Thanks for taking care of this so quickly, Guilherme.

Reviewed-by: Gabriel Krisman Bertazi <gabriel@krisman.be>

-- 
Gabriel Krisman Bertazi

^ permalink raw reply	[flat|nested] 8+ messages in thread

* Re: [PATCH] genirq/affinity: fix node generation from cpumask
  2016-12-14 18:01 [PATCH] genirq/affinity: fix node generation from cpumask Guilherme G. Piccoli
  2016-12-14 23:24 ` Gavin Shan
  2016-12-15  1:05 ` Gabriel Krisman Bertazi
@ 2016-12-15  8:54 ` Christoph Hellwig
  2016-12-15 11:37 ` [tip:irq/urgent] genirq/affinity: Fix " tip-bot for Guilherme G. Piccoli
  2016-12-15 12:34 ` [PATCH] genirq/affinity: fix " Balbir Singh
  4 siblings, 0 replies; 8+ messages in thread
From: Christoph Hellwig @ 2016-12-15  8:54 UTC (permalink / raw)
  To: Guilherme G. Piccoli
  Cc: tglx, linux-kernel, gabriel, hch, linuxppc-dev, linux-pci, stable

Looks fine:

Reviewed-by: Christoph Hellwig <hch@lst.de>

(but I agree with the bracing nitpick from Gavin)

^ permalink raw reply	[flat|nested] 8+ messages in thread

* Re: [PATCH] genirq/affinity: fix node generation from cpumask
  2016-12-14 23:24 ` Gavin Shan
@ 2016-12-15  9:36   ` Thomas Gleixner
  2016-12-15 12:38     ` Guilherme G. Piccoli
  0 siblings, 1 reply; 8+ messages in thread
From: Thomas Gleixner @ 2016-12-15  9:36 UTC (permalink / raw)

◆ **Material**:
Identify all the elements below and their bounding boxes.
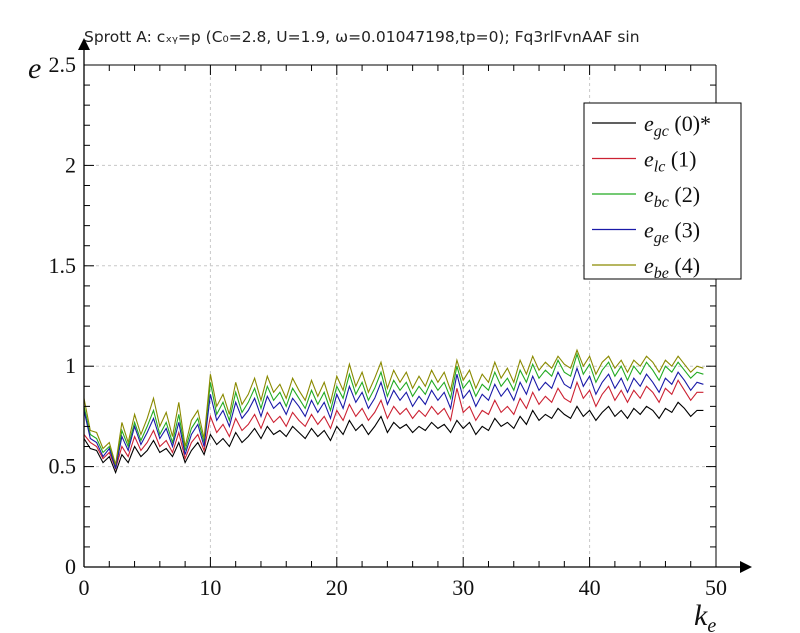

* * *

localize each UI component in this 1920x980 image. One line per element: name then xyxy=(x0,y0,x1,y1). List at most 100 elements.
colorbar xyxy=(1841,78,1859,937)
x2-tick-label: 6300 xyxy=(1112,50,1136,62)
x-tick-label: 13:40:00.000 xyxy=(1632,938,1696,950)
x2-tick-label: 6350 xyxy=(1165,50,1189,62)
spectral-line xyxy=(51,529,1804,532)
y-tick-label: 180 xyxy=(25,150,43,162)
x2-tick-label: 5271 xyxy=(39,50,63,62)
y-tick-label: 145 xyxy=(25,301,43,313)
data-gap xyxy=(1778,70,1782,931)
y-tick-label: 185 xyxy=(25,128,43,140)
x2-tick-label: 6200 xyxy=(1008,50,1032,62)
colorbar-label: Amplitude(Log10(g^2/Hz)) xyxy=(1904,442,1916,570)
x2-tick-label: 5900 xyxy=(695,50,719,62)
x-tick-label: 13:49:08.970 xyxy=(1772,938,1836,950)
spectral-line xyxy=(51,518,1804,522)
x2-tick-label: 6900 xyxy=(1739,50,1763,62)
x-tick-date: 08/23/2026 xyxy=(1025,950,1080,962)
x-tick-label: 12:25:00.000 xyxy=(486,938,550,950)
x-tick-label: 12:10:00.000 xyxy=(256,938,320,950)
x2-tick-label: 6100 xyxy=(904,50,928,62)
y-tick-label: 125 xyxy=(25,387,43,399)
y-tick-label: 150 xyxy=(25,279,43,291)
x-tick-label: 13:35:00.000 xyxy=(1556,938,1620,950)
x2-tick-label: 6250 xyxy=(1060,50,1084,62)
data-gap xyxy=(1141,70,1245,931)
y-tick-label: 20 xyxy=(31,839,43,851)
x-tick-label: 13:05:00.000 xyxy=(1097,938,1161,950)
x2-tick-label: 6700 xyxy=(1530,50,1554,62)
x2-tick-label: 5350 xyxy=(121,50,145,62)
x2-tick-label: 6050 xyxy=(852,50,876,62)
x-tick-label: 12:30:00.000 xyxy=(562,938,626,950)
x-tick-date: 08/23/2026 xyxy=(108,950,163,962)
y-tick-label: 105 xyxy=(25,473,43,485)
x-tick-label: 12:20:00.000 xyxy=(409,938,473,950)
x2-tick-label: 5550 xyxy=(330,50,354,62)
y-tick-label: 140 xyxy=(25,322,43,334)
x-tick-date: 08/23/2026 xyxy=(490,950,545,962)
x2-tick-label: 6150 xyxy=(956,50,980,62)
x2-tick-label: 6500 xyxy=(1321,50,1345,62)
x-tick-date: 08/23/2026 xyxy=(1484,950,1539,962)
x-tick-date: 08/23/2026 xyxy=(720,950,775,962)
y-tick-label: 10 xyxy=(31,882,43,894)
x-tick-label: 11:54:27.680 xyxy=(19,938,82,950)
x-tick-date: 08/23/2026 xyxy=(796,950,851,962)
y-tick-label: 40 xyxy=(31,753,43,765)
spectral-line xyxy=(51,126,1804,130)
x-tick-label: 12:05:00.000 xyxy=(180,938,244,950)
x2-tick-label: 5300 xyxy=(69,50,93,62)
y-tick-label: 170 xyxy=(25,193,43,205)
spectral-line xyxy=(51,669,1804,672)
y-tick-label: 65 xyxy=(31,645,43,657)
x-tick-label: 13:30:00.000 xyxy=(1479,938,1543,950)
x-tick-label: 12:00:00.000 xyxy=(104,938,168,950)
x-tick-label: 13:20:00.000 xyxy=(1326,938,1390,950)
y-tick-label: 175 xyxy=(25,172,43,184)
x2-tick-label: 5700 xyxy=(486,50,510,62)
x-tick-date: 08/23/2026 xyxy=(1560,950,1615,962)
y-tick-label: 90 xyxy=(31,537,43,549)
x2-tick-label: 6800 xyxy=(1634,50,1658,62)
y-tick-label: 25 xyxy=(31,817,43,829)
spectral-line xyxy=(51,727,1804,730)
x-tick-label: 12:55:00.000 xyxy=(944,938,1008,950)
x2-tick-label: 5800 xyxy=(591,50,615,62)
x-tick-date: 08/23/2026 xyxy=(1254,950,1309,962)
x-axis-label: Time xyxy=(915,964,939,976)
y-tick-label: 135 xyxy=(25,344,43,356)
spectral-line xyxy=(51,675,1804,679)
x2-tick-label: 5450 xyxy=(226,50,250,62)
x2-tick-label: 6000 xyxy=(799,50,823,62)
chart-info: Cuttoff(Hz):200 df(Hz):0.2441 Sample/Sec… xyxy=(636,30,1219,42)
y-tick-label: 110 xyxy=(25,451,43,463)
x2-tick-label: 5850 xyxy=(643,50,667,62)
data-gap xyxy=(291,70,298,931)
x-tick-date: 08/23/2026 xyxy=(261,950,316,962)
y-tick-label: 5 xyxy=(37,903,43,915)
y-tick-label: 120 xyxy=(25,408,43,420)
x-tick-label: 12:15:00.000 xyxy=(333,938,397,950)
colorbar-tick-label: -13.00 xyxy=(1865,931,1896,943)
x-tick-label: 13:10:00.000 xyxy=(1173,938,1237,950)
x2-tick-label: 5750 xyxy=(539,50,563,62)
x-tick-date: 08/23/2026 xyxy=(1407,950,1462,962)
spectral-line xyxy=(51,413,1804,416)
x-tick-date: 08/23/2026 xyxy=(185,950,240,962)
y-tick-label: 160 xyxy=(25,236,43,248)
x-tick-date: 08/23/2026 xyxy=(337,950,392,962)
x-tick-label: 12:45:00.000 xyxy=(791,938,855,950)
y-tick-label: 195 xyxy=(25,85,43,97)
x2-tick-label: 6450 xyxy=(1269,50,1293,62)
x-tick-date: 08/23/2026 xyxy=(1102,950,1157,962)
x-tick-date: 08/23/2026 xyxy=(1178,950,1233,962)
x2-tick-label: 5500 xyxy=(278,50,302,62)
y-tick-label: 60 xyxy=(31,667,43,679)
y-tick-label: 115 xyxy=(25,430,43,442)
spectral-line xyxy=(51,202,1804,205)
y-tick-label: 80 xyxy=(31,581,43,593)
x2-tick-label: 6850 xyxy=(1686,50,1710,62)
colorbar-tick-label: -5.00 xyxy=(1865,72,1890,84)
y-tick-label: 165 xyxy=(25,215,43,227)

* * *

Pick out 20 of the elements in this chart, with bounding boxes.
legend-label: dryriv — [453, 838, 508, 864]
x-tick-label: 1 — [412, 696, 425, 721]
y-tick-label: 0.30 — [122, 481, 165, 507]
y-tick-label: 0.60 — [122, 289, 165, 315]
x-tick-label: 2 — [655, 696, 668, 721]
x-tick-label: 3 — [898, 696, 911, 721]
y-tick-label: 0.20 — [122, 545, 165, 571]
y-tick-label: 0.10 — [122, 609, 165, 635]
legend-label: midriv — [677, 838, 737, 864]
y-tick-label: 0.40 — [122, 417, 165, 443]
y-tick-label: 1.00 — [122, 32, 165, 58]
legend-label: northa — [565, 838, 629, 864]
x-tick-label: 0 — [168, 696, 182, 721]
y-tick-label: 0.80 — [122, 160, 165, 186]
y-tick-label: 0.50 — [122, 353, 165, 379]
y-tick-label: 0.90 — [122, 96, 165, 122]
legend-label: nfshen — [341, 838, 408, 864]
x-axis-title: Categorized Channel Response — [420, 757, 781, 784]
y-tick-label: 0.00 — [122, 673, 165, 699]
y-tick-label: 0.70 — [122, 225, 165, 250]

◆ **Problem**:
Answer these questions about the patch discussion:
(a) What email address is given in Christoph Hellwig's Reviewed-by line?
(b) Whose bracing nitpick does Christoph Hellwig say he agrees with?
(c) At what UTC time on 2016-12-15 was Thomas Gleixner's message sent?

◆ **Solution for this problem**:
(a) hch@lst.de
(b) Gavin's
(c) 9:36 UTC